§ **The request**
Note each line that includes the word "土地出租合同". Copy those lines.

§ **Dataset extract**
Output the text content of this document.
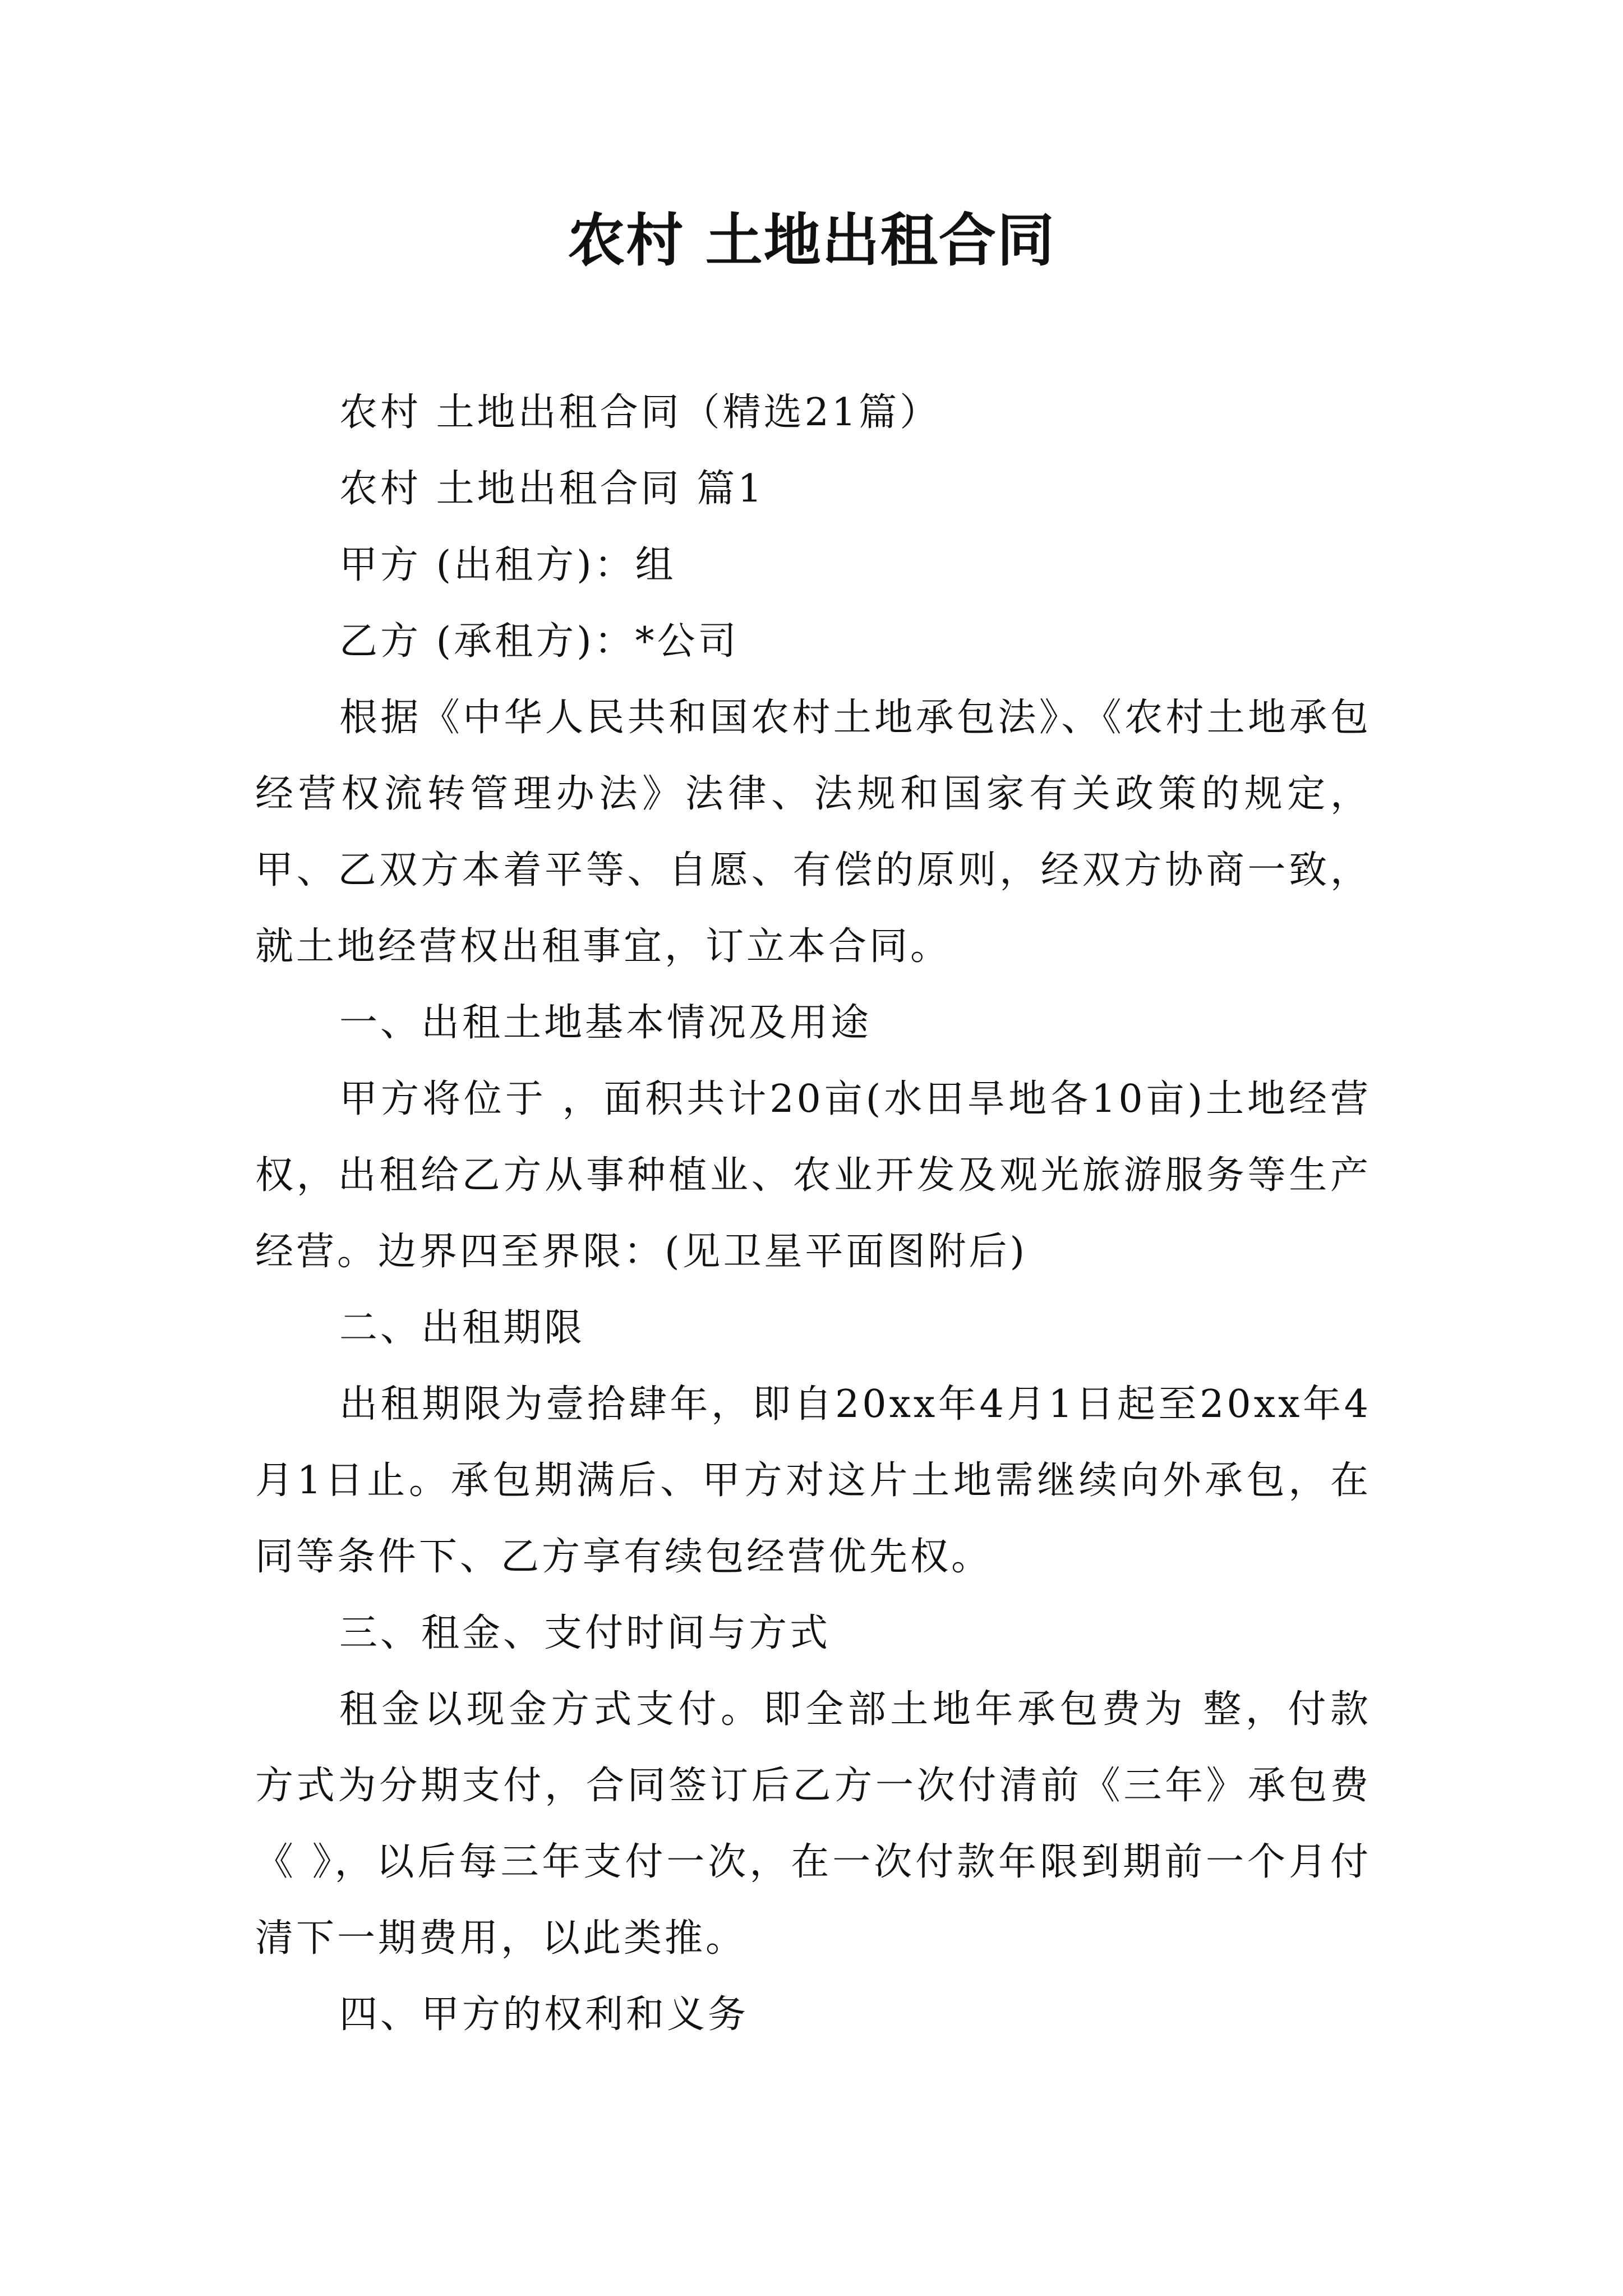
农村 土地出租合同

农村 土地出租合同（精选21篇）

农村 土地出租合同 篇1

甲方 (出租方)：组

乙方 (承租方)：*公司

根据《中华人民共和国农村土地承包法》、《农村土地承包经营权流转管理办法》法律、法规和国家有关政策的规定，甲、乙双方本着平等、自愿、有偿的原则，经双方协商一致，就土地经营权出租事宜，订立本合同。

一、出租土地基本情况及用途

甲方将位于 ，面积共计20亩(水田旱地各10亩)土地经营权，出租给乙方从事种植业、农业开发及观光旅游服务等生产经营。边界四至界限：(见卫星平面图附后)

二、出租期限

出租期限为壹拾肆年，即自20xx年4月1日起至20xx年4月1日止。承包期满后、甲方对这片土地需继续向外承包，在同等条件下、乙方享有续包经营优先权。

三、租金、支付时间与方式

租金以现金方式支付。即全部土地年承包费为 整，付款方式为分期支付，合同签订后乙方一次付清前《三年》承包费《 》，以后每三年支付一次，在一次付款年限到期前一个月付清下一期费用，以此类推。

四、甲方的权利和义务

§ **Task answer**
农村 土地出租合同
农村 土地出租合同（精选21篇）
农村 土地出租合同 篇1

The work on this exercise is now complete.